Repeat the full listing below verbatim and keep the images out.

------------------------------------------------

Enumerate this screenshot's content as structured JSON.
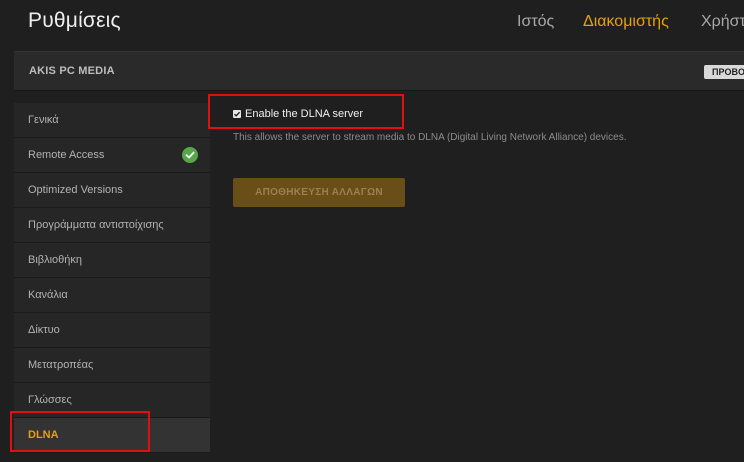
{
  "header": {
    "title": "Ρυθμίσεις",
    "tabs": [
      {
        "label": "Ιστός",
        "active": false
      },
      {
        "label": "Διακομιστής",
        "active": true
      },
      {
        "label": "Χρήστ",
        "active": false
      }
    ]
  },
  "server_bar": {
    "name": "AKIS PC MEDIA",
    "view_button_label": "ΠΡΟΒΟ"
  },
  "sidebar": {
    "items": [
      {
        "label": "Γενικά"
      },
      {
        "label": "Remote Access",
        "status_icon": "check-circle-icon"
      },
      {
        "label": "Optimized Versions"
      },
      {
        "label": "Προγράμματα αντιστοίχισης"
      },
      {
        "label": "Βιβλιοθήκη"
      },
      {
        "label": "Κανάλια"
      },
      {
        "label": "Δίκτυο"
      },
      {
        "label": "Μετατροπέας"
      },
      {
        "label": "Γλώσσες"
      },
      {
        "label": "DLNA",
        "active": true
      }
    ]
  },
  "main": {
    "dlna_option": {
      "label": "Enable the DLNA server",
      "checked": true,
      "help": "This allows the server to stream media to DLNA (Digital Living Network Alliance) devices."
    },
    "save_label": "ΑΠΟΘΗΚΕΥΣΗ ΑΛΛΑΓΩΝ"
  },
  "colors": {
    "accent": "#e5a00d",
    "background": "#1f1f1f",
    "sidebar": "#262626",
    "success": "#57a64a",
    "highlight": "#e01010"
  }
}
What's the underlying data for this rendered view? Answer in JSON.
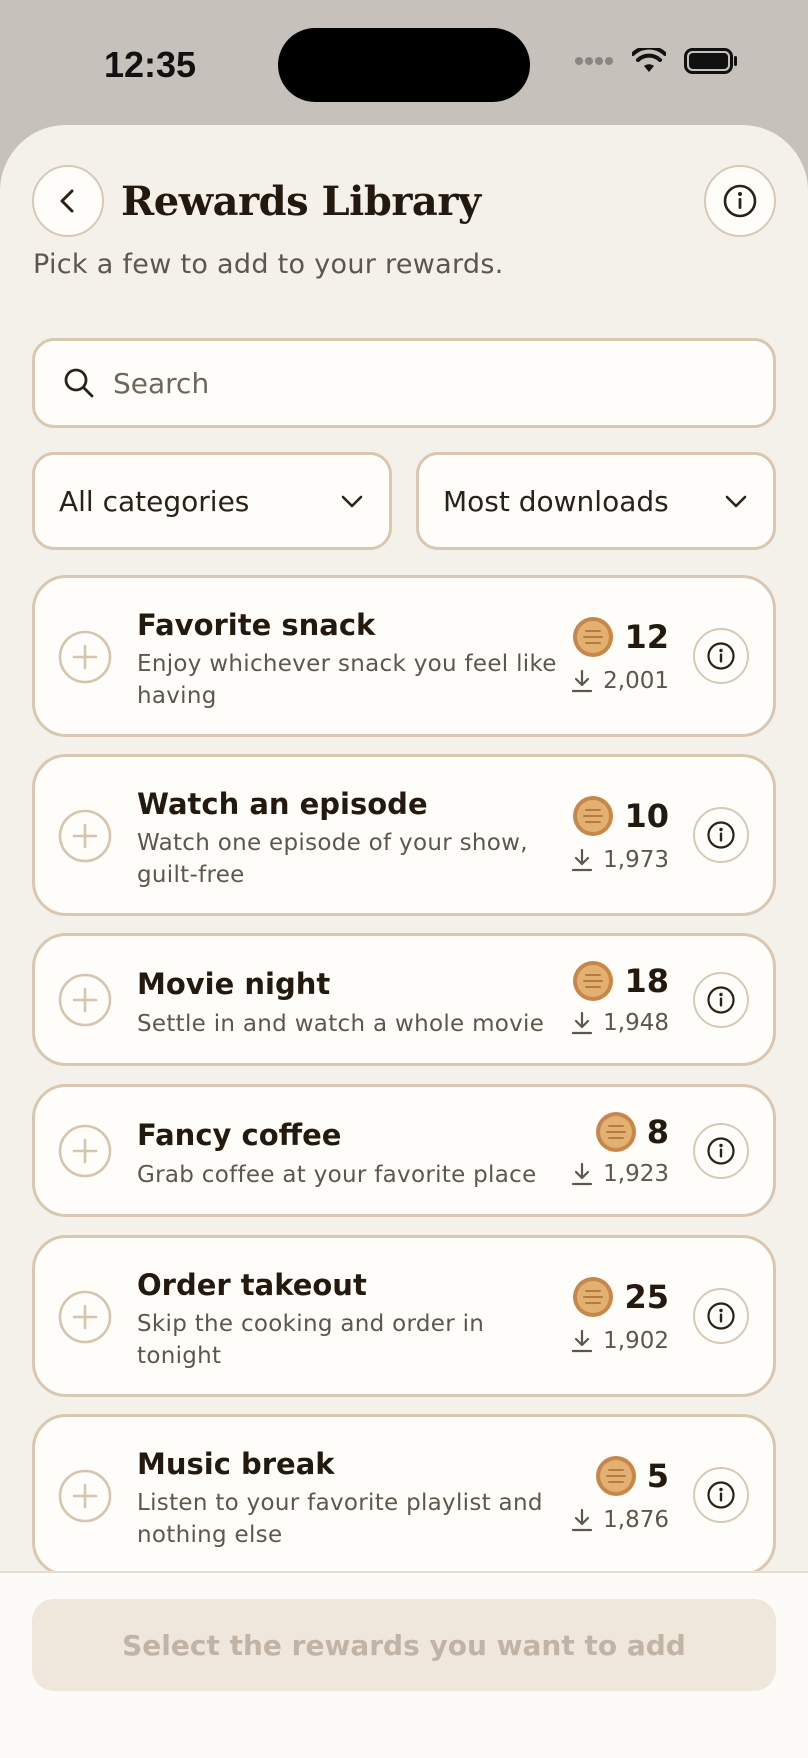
{
  "status_bar": {
    "time": "12:35"
  },
  "header": {
    "title": "Rewards Library",
    "subtitle": "Pick a few to add to your rewards."
  },
  "search": {
    "placeholder": "Search",
    "value": ""
  },
  "filters": {
    "category": "All categories",
    "sort": "Most downloads"
  },
  "colors": {
    "sheet_background": "#f4f0ea",
    "card_border": "#d9c7b2",
    "coin": "#d9a35c",
    "cta_background": "#efe6dc",
    "cta_text": "#c2b4a4"
  },
  "rewards": [
    {
      "title": "Favorite snack",
      "description": "Enjoy whichever snack you feel like having",
      "points": "12",
      "downloads": "2,001"
    },
    {
      "title": "Watch an episode",
      "description": "Watch one episode of your show, guilt-free",
      "points": "10",
      "downloads": "1,973"
    },
    {
      "title": "Movie night",
      "description": "Settle in and watch a whole movie",
      "points": "18",
      "downloads": "1,948"
    },
    {
      "title": "Fancy coffee",
      "description": "Grab coffee at your favorite place",
      "points": "8",
      "downloads": "1,923"
    },
    {
      "title": "Order takeout",
      "description": "Skip the cooking and order in tonight",
      "points": "25",
      "downloads": "1,902"
    },
    {
      "title": "Music break",
      "description": "Listen to your favorite playlist and nothing else",
      "points": "5",
      "downloads": "1,876"
    }
  ],
  "footer": {
    "cta_label": "Select the rewards you want to add"
  },
  "icons": {
    "back": "chevron-left-icon",
    "info": "info-icon",
    "search": "search-icon",
    "dropdown": "chevron-down-icon",
    "add": "plus-circle-icon",
    "coin": "coin-icon",
    "download": "download-icon"
  }
}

------------------------------------------------

SOLUTION TO THE EXERCISE —
Enumerate this screenshot's content as structured JSON.
{
  "header": {
    "title": "Ρυθμίσεις",
    "tabs": [
      {
        "label": "Ιστός",
        "active": false
      },
      {
        "label": "Διακομιστής",
        "active": true
      },
      {
        "label": "Χρήστ",
        "active": false
      }
    ]
  },
  "server_bar": {
    "name": "AKIS PC MEDIA",
    "view_button_label": "ΠΡΟΒΟ"
  },
  "sidebar": {
    "items": [
      {
        "label": "Γενικά"
      },
      {
        "label": "Remote Access",
        "status_icon": "check-circle-icon"
      },
      {
        "label": "Optimized Versions"
      },
      {
        "label": "Προγράμματα αντιστοίχισης"
      },
      {
        "label": "Βιβλιοθήκη"
      },
      {
        "label": "Κανάλια"
      },
      {
        "label": "Δίκτυο"
      },
      {
        "label": "Μετατροπέας"
      },
      {
        "label": "Γλώσσες"
      },
      {
        "label": "DLNA",
        "active": true
      }
    ]
  },
  "main": {
    "dlna_option": {
      "label": "Enable the DLNA server",
      "checked": true,
      "help": "This allows the server to stream media to DLNA (Digital Living Network Alliance) devices."
    },
    "save_label": "ΑΠΟΘΗΚΕΥΣΗ ΑΛΛΑΓΩΝ"
  },
  "colors": {
    "accent": "#e5a00d",
    "background": "#1f1f1f",
    "sidebar": "#262626",
    "success": "#57a64a",
    "highlight": "#e01010"
  }
}
What's the underlying data for this rendered view? Answer in JSON.
{
  "status_bar": {
    "time": "12:35"
  },
  "header": {
    "title": "Rewards Library",
    "subtitle": "Pick a few to add to your rewards."
  },
  "search": {
    "placeholder": "Search",
    "value": ""
  },
  "filters": {
    "category": "All categories",
    "sort": "Most downloads"
  },
  "colors": {
    "sheet_background": "#f4f0ea",
    "card_border": "#d9c7b2",
    "coin": "#d9a35c",
    "cta_background": "#efe6dc",
    "cta_text": "#c2b4a4"
  },
  "rewards": [
    {
      "title": "Favorite snack",
      "description": "Enjoy whichever snack you feel like having",
      "points": "12",
      "downloads": "2,001"
    },
    {
      "title": "Watch an episode",
      "description": "Watch one episode of your show, guilt-free",
      "points": "10",
      "downloads": "1,973"
    },
    {
      "title": "Movie night",
      "description": "Settle in and watch a whole movie",
      "points": "18",
      "downloads": "1,948"
    },
    {
      "title": "Fancy coffee",
      "description": "Grab coffee at your favorite place",
      "points": "8",
      "downloads": "1,923"
    },
    {
      "title": "Order takeout",
      "description": "Skip the cooking and order in tonight",
      "points": "25",
      "downloads": "1,902"
    },
    {
      "title": "Music break",
      "description": "Listen to your favorite playlist and nothing else",
      "points": "5",
      "downloads": "1,876"
    }
  ],
  "footer": {
    "cta_label": "Select the rewards you want to add"
  },
  "icons": {
    "back": "chevron-left-icon",
    "info": "info-icon",
    "search": "search-icon",
    "dropdown": "chevron-down-icon",
    "add": "plus-circle-icon",
    "coin": "coin-icon",
    "download": "download-icon"
  }
}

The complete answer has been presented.